* _Task details_:
Below are the entries; tally the lines holding the string "this" and give only that figure.

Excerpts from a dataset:
---

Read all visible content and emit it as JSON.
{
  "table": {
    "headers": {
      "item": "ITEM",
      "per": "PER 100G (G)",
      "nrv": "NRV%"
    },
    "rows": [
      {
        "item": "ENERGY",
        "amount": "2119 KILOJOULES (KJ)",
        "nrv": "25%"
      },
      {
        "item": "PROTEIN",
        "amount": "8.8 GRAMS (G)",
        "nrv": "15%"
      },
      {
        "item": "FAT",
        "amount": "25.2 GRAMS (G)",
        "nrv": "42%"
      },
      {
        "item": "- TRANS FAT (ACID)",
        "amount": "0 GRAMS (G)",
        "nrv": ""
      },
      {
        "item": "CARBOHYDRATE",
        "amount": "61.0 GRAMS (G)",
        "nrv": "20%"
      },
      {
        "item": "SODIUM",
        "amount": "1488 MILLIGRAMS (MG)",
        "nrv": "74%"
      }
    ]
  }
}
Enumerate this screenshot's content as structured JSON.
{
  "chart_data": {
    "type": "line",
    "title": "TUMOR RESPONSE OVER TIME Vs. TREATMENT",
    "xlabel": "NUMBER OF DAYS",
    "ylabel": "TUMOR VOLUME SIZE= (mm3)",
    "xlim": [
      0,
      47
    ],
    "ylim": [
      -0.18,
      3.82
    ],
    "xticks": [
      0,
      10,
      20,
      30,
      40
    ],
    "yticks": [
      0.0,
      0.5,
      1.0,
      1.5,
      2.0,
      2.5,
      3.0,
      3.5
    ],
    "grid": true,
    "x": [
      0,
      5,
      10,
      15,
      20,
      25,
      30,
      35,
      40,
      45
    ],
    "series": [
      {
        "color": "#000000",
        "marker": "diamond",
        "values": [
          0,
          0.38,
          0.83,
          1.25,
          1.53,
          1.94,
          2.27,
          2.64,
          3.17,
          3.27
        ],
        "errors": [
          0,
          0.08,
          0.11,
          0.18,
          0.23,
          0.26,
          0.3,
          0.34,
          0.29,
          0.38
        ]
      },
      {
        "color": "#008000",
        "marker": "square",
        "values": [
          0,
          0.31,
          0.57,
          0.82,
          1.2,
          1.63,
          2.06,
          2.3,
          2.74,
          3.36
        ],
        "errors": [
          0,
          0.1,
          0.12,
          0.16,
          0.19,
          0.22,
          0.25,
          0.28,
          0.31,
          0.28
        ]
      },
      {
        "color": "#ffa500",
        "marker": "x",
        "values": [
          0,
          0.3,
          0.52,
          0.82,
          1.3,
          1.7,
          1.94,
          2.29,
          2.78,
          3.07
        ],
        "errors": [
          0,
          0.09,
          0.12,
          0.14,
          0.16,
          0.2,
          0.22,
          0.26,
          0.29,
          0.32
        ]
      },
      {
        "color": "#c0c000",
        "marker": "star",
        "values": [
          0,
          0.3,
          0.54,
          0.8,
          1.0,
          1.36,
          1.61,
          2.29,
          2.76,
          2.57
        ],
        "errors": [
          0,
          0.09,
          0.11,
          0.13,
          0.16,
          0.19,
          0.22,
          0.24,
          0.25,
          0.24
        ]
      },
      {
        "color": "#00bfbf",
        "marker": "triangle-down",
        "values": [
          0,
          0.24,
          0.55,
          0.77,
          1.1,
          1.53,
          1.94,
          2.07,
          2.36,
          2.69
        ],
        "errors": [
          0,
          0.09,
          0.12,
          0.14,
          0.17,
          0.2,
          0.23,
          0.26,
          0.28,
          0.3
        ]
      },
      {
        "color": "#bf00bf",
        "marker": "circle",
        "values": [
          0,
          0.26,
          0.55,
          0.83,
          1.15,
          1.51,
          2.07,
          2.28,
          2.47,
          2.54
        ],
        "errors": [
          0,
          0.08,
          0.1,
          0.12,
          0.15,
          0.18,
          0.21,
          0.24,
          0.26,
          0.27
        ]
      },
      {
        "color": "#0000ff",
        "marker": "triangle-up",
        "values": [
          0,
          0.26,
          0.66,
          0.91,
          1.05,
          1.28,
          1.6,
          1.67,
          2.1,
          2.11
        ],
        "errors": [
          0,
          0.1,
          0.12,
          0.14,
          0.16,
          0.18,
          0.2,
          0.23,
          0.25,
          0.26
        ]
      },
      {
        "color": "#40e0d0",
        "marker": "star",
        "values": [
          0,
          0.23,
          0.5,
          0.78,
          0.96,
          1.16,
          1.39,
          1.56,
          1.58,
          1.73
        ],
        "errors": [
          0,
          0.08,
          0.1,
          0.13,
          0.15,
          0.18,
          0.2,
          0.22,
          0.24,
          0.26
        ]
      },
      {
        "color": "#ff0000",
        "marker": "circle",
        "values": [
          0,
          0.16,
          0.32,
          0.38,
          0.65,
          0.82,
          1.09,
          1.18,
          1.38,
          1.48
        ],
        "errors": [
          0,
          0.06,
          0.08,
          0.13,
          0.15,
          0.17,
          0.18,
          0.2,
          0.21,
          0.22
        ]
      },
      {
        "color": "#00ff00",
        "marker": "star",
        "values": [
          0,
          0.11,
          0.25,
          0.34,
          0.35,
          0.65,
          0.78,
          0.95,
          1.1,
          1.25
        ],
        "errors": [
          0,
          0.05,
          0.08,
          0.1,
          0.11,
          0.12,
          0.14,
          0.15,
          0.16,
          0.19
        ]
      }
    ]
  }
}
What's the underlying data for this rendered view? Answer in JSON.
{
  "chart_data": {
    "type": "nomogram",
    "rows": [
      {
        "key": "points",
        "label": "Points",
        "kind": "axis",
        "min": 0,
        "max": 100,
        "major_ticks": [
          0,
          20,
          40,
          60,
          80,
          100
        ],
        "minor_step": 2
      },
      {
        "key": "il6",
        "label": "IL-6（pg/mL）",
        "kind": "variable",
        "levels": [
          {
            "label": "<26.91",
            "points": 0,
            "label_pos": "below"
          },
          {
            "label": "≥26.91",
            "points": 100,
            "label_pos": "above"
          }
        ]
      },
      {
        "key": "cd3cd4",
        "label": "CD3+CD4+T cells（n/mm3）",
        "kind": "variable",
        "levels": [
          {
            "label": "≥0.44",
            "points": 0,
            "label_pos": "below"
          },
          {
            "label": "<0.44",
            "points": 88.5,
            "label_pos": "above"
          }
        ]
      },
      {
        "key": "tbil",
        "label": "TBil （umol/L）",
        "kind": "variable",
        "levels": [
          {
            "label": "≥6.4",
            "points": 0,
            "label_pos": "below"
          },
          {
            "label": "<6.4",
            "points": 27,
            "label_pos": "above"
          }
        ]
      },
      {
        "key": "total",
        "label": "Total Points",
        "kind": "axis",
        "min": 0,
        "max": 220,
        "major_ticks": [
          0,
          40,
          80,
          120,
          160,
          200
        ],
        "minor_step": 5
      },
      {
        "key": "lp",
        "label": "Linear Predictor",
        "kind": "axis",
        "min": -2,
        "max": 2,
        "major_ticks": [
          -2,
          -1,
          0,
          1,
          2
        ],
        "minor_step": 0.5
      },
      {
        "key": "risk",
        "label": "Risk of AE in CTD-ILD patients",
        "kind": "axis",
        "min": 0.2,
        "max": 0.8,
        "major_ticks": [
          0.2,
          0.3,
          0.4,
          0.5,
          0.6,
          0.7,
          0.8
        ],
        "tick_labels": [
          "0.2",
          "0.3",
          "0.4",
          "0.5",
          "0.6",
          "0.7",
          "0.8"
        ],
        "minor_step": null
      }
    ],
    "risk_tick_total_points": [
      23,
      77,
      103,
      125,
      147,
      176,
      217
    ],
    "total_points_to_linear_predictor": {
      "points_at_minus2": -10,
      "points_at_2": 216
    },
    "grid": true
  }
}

---

* _Answer box_:
2